> **ROWS**
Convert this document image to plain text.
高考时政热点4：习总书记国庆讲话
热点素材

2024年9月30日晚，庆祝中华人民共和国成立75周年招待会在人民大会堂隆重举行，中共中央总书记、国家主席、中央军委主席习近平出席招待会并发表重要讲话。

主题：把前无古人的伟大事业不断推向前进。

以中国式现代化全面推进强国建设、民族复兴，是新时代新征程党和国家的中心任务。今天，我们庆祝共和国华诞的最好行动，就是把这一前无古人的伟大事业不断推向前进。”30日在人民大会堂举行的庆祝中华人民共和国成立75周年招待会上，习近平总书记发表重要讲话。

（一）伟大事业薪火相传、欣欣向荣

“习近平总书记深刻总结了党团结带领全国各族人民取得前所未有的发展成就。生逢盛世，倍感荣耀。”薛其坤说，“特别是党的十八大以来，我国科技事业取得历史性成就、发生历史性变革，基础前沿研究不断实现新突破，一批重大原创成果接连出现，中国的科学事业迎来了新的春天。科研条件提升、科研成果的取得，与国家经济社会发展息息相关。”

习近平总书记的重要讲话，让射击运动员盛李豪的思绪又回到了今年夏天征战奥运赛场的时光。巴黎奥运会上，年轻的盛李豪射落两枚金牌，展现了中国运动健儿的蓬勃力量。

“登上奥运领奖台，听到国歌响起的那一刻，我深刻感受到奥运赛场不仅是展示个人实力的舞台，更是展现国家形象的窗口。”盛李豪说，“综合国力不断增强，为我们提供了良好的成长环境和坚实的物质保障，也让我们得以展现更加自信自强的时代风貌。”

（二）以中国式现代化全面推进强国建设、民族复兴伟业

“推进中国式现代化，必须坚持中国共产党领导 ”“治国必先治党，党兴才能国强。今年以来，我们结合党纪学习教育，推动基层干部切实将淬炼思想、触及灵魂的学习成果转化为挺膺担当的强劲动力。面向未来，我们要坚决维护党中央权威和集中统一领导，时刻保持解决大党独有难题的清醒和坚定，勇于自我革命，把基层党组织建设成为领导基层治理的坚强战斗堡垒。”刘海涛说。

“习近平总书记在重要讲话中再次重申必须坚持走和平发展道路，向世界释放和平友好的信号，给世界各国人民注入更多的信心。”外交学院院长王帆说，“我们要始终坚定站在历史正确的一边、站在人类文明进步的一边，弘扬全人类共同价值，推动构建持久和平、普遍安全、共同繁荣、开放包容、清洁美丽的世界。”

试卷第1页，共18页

> **EXERCISE PROMPT**
Transcribe all of the lines in the records precisely.

> **CORRECT RESULT**
Convert this document image to plain text.
高考时政热点4：习总书记国庆讲话
热点素材

2024年9月30日晚，庆祝中华人民共和国成立75周年招待会在人民大会堂隆重举行，中共中央总书记、国家主席、中央军委主席习近平出席招待会并发表重要讲话。

主题：把前无古人的伟大事业不断推向前进。

以中国式现代化全面推进强国建设、民族复兴，是新时代新征程党和国家的中心任务。今天，我们庆祝共和国华诞的最好行动，就是把这一前无古人的伟大事业不断推向前进。”30日在人民大会堂举行的庆祝中华人民共和国成立75周年招待会上，习近平总书记发表重要讲话。

（一）伟大事业薪火相传、欣欣向荣

“习近平总书记深刻总结了党团结带领全国各族人民取得前所未有的发展成就。生逢盛世，倍感荣耀。”薛其坤说，“特别是党的十八大以来，我国科技事业取得历史性成就、发生历史性变革，基础前沿研究不断实现新突破，一批重大原创成果接连出现，中国的科学事业迎来了新的春天。科研条件提升、科研成果的取得，与国家经济社会发展息息相关。”

习近平总书记的重要讲话，让射击运动员盛李豪的思绪又回到了今年夏天征战奥运赛场的时光。巴黎奥运会上，年轻的盛李豪射落两枚金牌，展现了中国运动健儿的蓬勃力量。

“登上奥运领奖台，听到国歌响起的那一刻，我深刻感受到奥运赛场不仅是展示个人实力的舞台，更是展现国家形象的窗口。”盛李豪说，“综合国力不断增强，为我们提供了良好的成长环境和坚实的物质保障，也让我们得以展现更加自信自强的时代风貌。”

（二）以中国式现代化全面推进强国建设、民族复兴伟业

“推进中国式现代化，必须坚持中国共产党领导 ”“治国必先治党，党兴才能国强。今年以来，我们结合党纪学习教育，推动基层干部切实将淬炼思想、触及灵魂的学习成果转化为挺膺担当的强劲动力。面向未来，我们要坚决维护党中央权威和集中统一领导，时刻保持解决大党独有难题的清醒和坚定，勇于自我革命，把基层党组织建设成为领导基层治理的坚强战斗堡垒。”刘海涛说。

“习近平总书记在重要讲话中再次重申必须坚持走和平发展道路，向世界释放和平友好的信号，给世界各国人民注入更多的信心。”外交学院院长王帆说，“我们要始终坚定站在历史正确的一边、站在人类文明进步的一边，弘扬全人类共同价值，推动构建持久和平、普遍安全、共同繁荣、开放包容、清洁美丽的世界。”

试卷第1页，共18页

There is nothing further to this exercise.